▶ GIVEN EXERCISE
Exactly reproduce the lines from the one holding "Output a JSON" through the final line of the listing below, with both ends included and nothing else.

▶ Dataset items

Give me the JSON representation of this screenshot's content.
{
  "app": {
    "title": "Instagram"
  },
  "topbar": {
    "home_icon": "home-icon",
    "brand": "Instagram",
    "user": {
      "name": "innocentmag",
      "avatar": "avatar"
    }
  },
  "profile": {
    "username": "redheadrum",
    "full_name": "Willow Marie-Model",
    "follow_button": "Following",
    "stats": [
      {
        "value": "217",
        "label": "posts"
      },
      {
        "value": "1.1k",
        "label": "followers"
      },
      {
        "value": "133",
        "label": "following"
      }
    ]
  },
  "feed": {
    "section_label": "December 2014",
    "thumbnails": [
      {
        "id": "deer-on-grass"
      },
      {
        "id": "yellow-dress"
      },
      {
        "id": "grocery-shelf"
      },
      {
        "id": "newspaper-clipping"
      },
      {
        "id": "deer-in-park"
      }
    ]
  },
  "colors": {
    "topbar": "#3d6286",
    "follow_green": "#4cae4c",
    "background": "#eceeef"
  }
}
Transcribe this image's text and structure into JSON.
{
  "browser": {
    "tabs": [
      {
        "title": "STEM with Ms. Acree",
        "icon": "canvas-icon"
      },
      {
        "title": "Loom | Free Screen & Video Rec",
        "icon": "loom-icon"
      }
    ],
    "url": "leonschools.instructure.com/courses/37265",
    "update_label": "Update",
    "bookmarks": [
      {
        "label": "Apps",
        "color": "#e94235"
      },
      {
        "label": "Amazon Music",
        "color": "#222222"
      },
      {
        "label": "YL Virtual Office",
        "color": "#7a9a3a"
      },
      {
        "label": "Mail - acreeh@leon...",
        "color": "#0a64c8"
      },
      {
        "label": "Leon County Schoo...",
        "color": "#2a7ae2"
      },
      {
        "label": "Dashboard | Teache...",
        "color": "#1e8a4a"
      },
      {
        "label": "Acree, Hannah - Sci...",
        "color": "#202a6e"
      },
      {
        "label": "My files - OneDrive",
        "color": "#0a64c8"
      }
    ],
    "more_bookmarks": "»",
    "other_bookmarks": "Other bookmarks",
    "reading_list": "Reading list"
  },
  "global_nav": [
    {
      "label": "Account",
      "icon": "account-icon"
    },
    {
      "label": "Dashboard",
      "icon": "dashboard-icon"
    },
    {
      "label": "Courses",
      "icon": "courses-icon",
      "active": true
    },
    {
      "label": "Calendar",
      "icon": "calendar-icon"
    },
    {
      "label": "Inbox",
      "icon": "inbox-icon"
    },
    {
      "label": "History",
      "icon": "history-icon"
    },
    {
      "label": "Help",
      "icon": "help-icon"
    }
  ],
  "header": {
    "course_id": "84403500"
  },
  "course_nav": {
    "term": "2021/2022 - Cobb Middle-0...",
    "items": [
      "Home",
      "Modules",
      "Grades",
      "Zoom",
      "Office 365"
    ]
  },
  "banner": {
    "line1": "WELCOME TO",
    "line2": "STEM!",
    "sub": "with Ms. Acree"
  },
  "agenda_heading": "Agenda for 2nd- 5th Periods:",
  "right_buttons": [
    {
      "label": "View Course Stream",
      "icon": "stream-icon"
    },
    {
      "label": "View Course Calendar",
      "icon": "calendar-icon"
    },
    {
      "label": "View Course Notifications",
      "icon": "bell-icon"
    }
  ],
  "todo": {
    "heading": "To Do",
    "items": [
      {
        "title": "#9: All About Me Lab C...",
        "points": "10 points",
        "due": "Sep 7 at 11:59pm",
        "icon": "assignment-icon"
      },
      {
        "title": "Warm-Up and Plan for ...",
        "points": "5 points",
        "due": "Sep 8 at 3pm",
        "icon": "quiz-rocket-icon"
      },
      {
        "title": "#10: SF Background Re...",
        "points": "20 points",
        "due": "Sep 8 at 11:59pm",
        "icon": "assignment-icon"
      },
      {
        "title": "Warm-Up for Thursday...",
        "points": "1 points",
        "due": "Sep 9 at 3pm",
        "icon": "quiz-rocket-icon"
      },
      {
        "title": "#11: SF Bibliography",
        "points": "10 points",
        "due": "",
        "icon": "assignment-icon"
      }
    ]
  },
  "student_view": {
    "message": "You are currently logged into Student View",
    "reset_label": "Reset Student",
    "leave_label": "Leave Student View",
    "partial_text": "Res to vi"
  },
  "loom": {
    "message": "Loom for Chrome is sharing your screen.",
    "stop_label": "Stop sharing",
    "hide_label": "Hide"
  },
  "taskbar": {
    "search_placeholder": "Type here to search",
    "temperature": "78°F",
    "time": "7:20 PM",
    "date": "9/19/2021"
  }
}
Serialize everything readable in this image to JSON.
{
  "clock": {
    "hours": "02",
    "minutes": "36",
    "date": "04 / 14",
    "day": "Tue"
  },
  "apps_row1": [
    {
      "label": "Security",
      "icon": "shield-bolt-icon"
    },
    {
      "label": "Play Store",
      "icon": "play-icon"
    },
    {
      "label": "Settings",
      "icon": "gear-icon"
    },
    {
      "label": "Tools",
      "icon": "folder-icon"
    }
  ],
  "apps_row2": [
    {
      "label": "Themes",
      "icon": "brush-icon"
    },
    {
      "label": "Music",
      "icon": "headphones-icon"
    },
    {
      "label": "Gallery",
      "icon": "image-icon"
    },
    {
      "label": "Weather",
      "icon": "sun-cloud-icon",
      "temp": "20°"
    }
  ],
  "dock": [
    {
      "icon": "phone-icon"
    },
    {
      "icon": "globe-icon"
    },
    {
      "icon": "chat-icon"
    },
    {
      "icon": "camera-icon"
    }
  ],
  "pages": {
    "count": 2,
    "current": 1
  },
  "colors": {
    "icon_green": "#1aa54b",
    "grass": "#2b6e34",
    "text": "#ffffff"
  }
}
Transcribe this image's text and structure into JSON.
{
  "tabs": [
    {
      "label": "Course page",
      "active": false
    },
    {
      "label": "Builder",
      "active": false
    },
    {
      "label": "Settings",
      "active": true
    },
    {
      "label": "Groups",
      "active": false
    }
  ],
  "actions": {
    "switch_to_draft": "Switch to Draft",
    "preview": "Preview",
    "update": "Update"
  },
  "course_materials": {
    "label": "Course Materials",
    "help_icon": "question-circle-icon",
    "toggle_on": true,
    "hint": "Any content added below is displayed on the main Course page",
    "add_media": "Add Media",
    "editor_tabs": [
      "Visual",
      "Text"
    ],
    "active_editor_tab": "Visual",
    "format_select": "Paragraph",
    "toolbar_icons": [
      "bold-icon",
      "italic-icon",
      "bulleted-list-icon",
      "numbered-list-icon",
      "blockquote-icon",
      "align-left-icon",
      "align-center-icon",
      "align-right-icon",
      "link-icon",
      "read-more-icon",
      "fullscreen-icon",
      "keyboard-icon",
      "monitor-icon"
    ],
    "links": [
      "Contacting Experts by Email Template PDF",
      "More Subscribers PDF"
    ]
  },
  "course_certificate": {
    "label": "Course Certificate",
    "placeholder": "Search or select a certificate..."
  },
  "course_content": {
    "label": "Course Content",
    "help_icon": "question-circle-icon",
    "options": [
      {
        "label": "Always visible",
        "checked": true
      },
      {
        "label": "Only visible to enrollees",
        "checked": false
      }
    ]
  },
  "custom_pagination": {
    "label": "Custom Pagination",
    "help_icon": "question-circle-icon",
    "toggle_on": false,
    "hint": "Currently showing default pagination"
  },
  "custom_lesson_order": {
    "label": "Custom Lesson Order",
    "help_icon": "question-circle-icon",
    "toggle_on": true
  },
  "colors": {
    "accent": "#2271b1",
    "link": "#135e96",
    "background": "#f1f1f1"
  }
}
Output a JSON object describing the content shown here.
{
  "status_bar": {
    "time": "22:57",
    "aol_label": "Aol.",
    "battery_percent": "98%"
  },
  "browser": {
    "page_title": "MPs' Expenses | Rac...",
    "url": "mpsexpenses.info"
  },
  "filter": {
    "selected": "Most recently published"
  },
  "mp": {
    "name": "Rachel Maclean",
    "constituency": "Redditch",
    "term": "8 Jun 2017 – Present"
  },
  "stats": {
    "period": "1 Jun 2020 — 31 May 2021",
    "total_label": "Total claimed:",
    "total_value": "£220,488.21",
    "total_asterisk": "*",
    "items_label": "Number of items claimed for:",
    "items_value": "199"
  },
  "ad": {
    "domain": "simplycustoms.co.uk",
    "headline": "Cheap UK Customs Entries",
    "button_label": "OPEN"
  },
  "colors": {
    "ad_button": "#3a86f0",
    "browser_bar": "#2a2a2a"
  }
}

▶ PROBLEM SOLUTION
Output a JSON object describing the content shown here.
{
  "status_bar": {
    "time": "22:57",
    "aol_label": "Aol.",
    "battery_percent": "98%"
  },
  "browser": {
    "page_title": "MPs' Expenses | Rac...",
    "url": "mpsexpenses.info"
  },
  "filter": {
    "selected": "Most recently published"
  },
  "mp": {
    "name": "Rachel Maclean",
    "constituency": "Redditch",
    "term": "8 Jun 2017 – Present"
  },
  "stats": {
    "period": "1 Jun 2020 — 31 May 2021",
    "total_label": "Total claimed:",
    "total_value": "£220,488.21",
    "total_asterisk": "*",
    "items_label": "Number of items claimed for:",
    "items_value": "199"
  },
  "ad": {
    "domain": "simplycustoms.co.uk",
    "headline": "Cheap UK Customs Entries",
    "button_label": "OPEN"
  },
  "colors": {
    "ad_button": "#3a86f0",
    "browser_bar": "#2a2a2a"
  }
}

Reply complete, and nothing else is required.